Tally the lines in these records that hold the string "ανθρωπογεωγραφία", and reply with the number alone.
--- start ---
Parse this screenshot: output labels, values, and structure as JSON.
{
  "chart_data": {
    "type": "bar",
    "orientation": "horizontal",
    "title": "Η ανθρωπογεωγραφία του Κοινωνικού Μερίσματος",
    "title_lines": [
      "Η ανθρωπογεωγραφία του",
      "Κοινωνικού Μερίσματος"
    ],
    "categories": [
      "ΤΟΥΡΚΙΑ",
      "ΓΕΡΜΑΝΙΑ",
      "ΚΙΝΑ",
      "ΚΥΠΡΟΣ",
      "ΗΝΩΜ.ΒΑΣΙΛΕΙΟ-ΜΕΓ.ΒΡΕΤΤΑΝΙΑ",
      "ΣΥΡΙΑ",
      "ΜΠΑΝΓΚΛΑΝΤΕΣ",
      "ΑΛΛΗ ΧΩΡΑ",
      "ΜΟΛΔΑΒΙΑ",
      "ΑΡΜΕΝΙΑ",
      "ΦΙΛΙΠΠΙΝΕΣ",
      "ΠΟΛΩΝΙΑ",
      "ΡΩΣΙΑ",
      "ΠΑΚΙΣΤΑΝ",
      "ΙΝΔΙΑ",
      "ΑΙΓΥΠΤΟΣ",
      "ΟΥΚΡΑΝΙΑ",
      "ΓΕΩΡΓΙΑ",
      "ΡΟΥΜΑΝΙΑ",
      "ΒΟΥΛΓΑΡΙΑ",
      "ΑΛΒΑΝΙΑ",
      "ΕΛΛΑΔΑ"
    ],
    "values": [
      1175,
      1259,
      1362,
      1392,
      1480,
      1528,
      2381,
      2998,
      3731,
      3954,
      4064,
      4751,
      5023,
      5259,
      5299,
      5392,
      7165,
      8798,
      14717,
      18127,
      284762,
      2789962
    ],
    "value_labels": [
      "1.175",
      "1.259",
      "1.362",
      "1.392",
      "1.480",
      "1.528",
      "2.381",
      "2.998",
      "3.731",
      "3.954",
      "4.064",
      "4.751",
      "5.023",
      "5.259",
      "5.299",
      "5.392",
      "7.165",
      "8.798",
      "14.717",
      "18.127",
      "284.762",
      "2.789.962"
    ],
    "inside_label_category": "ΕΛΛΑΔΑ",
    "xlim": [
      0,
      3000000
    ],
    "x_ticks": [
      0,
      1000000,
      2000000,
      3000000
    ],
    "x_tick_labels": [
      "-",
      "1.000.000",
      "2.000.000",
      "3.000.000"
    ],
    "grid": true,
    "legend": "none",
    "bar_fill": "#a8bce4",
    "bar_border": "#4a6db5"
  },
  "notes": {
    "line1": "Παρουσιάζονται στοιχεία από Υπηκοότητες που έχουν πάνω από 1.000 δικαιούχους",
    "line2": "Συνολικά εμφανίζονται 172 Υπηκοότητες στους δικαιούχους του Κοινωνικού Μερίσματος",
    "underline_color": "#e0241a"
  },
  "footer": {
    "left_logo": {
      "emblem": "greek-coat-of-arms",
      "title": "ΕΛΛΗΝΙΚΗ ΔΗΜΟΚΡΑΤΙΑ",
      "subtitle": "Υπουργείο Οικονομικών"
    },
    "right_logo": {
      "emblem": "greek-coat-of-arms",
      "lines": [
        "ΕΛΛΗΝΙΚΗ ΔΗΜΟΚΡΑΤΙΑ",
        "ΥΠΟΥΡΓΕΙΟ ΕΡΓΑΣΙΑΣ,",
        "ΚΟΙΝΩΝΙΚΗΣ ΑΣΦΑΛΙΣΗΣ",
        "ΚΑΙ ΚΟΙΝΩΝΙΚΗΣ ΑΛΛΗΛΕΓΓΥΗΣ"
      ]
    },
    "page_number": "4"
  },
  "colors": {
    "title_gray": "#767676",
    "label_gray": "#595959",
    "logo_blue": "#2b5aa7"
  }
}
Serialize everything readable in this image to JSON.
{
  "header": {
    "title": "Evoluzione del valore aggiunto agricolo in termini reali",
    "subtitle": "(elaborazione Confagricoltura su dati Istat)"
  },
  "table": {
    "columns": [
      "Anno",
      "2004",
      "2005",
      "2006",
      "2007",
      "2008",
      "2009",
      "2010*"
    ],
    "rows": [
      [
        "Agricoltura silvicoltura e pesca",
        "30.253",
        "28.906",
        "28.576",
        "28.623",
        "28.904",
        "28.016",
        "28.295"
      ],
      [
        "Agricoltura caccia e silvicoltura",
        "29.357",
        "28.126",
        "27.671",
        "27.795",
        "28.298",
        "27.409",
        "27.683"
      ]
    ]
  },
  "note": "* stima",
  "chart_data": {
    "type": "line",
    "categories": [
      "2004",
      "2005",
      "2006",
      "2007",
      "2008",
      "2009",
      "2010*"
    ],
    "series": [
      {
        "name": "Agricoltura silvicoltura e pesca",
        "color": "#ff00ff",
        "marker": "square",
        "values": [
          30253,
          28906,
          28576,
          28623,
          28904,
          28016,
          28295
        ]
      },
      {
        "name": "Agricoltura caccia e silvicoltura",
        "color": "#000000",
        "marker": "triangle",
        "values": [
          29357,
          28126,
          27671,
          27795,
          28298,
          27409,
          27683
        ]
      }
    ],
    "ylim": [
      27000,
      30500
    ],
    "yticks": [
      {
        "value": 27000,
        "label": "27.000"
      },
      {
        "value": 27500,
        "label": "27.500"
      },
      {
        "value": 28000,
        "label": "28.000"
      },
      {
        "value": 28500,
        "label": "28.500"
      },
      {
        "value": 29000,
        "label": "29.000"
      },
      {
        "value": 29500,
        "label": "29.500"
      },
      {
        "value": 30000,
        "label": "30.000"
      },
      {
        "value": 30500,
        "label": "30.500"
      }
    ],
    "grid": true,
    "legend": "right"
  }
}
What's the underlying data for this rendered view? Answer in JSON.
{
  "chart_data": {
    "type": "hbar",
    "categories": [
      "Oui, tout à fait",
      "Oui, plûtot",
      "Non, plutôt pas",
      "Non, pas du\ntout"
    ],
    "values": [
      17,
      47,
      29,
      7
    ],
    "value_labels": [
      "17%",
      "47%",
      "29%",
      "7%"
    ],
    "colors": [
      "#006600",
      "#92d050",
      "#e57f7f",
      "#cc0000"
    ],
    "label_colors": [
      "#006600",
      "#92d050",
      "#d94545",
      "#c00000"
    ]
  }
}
--- end ---
The output: 2